:: Direction ::
Omit all images. Write out the rest of the material exactly.

## begin

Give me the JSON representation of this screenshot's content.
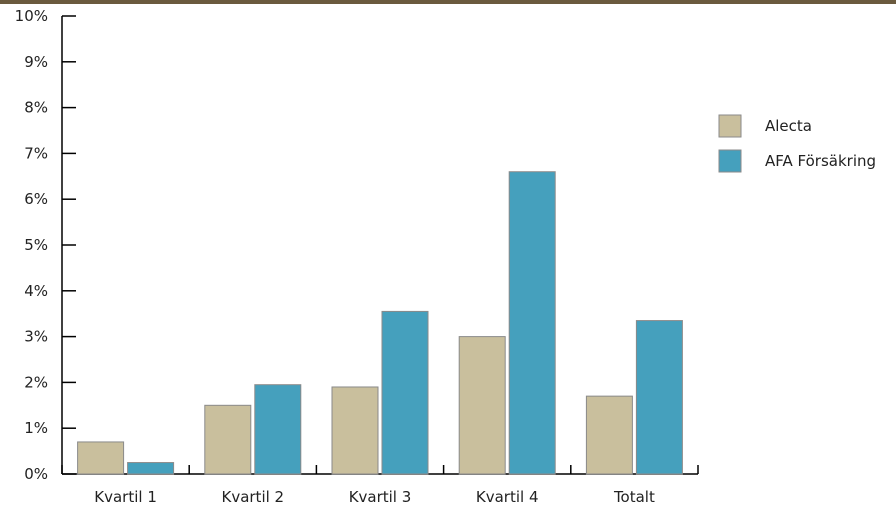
{
  "colors": {
    "top_rule": "#6b5a3e",
    "axis": "#000000",
    "bar_stroke": "#8a8a8a"
  },
  "chart_data": {
    "type": "bar",
    "title": "",
    "xlabel": "",
    "ylabel": "",
    "ylim": [
      0,
      10
    ],
    "y_ticks": [
      "0%",
      "1%",
      "2%",
      "3%",
      "4%",
      "5%",
      "6%",
      "7%",
      "8%",
      "9%",
      "10%"
    ],
    "grid": false,
    "legend_position": "right",
    "categories": [
      "Kvartil 1",
      "Kvartil 2",
      "Kvartil 3",
      "Kvartil 4",
      "Totalt"
    ],
    "series": [
      {
        "name": "Alecta",
        "color": "#c9bf9d",
        "values": [
          0.7,
          1.5,
          1.9,
          3.0,
          1.7
        ]
      },
      {
        "name": "AFA Försäkring",
        "color": "#45a0bd",
        "values": [
          0.25,
          1.95,
          3.55,
          6.6,
          3.35
        ]
      }
    ]
  }
}
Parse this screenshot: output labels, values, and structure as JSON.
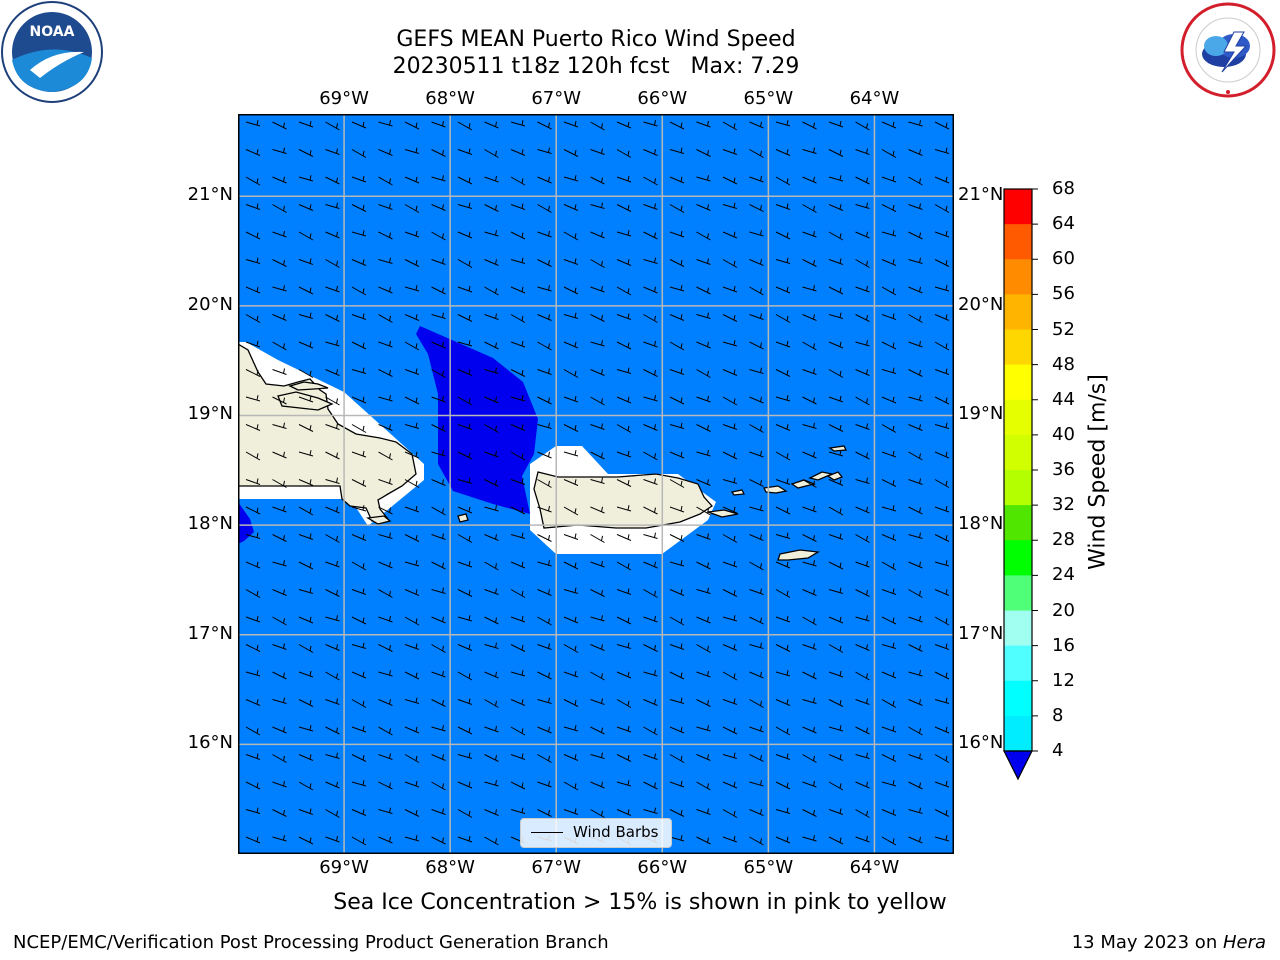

## end

:: Exercise answer ::
Give me the JSON representation of this screenshot's content.
{
  "colors": {
    "top_rule": "#6b5a3e",
    "axis": "#000000",
    "bar_stroke": "#8a8a8a"
  },
  "chart_data": {
    "type": "bar",
    "title": "",
    "xlabel": "",
    "ylabel": "",
    "ylim": [
      0,
      10
    ],
    "y_ticks": [
      "0%",
      "1%",
      "2%",
      "3%",
      "4%",
      "5%",
      "6%",
      "7%",
      "8%",
      "9%",
      "10%"
    ],
    "grid": false,
    "legend_position": "right",
    "categories": [
      "Kvartil 1",
      "Kvartil 2",
      "Kvartil 3",
      "Kvartil 4",
      "Totalt"
    ],
    "series": [
      {
        "name": "Alecta",
        "color": "#c9bf9d",
        "values": [
          0.7,
          1.5,
          1.9,
          3.0,
          1.7
        ]
      },
      {
        "name": "AFA Försäkring",
        "color": "#45a0bd",
        "values": [
          0.25,
          1.95,
          3.55,
          6.6,
          3.35
        ]
      }
    ]
  }
}
Parse this screenshot: output labels, values, and structure as JSON.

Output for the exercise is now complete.